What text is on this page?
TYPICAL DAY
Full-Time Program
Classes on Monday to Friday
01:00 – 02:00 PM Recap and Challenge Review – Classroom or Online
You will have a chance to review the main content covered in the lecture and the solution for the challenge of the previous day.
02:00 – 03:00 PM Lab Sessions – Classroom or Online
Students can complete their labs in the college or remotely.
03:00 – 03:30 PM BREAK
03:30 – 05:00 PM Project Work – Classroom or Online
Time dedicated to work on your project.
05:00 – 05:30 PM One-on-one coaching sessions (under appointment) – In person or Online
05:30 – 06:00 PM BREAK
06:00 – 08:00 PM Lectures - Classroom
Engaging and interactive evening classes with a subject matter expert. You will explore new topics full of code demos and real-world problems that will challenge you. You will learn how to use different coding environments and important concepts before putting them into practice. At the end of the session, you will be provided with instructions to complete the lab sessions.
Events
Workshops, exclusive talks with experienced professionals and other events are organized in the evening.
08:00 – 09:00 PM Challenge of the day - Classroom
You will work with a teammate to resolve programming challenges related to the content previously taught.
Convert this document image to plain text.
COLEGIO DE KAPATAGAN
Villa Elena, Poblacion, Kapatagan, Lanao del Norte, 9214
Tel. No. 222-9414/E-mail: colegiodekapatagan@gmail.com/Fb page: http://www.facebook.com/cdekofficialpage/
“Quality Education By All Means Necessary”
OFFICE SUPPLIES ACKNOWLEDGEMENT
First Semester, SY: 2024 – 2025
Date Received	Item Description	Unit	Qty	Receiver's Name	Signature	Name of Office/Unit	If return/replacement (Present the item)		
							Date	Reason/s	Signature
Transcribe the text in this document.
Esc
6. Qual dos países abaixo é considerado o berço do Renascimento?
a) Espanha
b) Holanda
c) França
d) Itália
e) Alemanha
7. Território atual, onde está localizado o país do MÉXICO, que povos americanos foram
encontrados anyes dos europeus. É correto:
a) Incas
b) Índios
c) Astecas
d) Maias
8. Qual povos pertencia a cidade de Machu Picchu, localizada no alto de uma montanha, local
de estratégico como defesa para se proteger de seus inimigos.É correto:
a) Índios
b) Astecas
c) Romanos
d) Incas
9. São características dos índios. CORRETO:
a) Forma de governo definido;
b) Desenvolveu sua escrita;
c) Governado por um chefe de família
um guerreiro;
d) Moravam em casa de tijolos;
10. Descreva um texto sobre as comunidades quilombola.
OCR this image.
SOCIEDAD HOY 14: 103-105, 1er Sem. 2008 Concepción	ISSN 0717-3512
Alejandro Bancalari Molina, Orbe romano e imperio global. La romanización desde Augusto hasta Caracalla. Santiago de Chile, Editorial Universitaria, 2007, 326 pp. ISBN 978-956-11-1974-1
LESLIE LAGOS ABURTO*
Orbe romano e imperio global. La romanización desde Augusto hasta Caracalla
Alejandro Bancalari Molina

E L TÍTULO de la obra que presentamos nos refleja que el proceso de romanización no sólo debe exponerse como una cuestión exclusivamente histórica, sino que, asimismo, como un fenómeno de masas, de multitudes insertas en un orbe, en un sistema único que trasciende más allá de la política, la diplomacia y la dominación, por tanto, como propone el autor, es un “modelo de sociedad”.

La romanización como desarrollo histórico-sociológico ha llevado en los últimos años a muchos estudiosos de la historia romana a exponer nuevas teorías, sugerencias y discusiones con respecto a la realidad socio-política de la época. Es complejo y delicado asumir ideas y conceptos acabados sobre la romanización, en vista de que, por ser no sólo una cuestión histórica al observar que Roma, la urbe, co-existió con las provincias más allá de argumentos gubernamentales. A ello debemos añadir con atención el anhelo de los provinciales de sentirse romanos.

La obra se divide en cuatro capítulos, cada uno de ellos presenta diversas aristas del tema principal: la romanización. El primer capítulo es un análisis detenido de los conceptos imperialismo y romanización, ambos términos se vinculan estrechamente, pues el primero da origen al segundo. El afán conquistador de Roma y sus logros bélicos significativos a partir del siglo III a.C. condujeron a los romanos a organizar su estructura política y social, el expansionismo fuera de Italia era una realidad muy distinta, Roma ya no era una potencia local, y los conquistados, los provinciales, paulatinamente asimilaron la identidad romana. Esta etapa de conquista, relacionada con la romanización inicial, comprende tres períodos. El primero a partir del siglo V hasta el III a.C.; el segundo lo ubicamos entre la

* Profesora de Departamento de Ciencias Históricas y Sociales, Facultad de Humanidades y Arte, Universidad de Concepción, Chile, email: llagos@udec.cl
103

Goal:
In the data above, how many lines contain the string "complete"? Answer with the number only.

Correct output:
2